Exercise »
Pick out the lines below with "name" and list them.

#### Task data

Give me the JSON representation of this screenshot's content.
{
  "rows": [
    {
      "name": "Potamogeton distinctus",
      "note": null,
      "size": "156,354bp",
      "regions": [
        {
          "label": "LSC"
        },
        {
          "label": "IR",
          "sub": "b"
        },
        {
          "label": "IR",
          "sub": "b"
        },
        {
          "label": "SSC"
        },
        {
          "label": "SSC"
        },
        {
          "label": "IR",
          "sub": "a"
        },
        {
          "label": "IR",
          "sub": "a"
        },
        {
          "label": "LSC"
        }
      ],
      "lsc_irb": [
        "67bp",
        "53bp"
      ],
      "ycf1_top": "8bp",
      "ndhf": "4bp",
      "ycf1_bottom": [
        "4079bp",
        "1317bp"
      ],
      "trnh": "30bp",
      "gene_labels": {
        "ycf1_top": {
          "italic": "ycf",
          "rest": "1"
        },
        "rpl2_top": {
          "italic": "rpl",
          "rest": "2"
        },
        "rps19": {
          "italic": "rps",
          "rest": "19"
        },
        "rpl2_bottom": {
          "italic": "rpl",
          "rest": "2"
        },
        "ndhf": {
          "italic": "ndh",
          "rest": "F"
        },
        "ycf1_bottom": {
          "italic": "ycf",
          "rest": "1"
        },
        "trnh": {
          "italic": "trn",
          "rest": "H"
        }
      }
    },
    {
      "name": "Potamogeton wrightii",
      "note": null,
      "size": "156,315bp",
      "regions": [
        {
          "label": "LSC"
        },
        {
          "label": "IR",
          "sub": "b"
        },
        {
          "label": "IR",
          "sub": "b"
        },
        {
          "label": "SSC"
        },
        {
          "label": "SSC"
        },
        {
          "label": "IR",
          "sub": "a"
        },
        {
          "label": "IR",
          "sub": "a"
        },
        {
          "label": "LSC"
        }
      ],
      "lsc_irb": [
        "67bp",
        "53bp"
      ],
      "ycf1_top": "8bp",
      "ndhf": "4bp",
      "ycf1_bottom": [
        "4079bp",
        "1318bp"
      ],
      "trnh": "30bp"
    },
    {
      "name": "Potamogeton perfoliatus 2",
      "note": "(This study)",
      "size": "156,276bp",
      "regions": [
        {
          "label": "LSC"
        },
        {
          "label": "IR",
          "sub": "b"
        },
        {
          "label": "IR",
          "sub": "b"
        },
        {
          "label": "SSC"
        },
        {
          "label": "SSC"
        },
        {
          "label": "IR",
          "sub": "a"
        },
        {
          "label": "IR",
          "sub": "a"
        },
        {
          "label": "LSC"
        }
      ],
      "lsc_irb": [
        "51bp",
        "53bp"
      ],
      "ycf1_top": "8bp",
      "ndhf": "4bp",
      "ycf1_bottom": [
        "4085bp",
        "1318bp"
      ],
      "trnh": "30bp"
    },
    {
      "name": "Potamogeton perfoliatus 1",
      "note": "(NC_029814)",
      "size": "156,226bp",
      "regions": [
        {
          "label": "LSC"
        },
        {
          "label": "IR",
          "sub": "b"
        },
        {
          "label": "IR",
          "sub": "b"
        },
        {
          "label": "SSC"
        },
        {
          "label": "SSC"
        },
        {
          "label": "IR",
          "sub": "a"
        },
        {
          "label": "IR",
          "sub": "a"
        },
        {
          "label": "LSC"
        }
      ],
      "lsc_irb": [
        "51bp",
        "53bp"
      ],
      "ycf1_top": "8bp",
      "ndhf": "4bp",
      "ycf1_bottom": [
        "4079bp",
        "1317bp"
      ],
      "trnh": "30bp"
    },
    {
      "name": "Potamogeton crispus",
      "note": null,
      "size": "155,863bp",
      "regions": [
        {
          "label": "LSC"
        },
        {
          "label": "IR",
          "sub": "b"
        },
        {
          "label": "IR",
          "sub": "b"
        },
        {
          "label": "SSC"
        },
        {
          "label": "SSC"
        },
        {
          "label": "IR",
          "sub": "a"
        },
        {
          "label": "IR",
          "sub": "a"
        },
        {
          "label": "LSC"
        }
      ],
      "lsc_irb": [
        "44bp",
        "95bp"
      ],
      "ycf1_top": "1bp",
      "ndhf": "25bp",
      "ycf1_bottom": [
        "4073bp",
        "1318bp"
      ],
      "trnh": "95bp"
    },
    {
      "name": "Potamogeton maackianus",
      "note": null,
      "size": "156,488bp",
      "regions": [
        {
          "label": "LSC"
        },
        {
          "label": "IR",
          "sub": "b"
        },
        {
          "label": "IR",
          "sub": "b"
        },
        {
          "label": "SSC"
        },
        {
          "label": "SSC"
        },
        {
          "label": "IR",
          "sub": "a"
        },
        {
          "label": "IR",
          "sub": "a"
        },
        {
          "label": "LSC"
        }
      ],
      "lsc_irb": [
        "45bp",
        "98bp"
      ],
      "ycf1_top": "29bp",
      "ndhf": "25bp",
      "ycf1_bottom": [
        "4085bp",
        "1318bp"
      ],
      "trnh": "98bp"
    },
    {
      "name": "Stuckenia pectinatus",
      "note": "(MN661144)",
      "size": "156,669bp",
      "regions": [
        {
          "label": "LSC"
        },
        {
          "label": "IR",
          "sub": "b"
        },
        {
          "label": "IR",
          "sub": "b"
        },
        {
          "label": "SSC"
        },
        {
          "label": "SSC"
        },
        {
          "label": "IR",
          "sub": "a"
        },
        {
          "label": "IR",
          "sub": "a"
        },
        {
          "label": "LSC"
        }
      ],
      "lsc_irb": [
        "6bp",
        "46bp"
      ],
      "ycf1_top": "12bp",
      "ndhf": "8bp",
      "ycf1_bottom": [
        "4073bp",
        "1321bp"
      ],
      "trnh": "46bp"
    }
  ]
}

########

Task response »
      "name": "Potamogeton distinctus",
      "name": "Potamogeton wrightii",
      "name": "Potamogeton perfoliatus 2",
      "name": "Potamogeton perfoliatus 1",
      "name": "Potamogeton crispus",
      "name": "Potamogeton maackianus",
      "name": "Stuckenia pectinatus",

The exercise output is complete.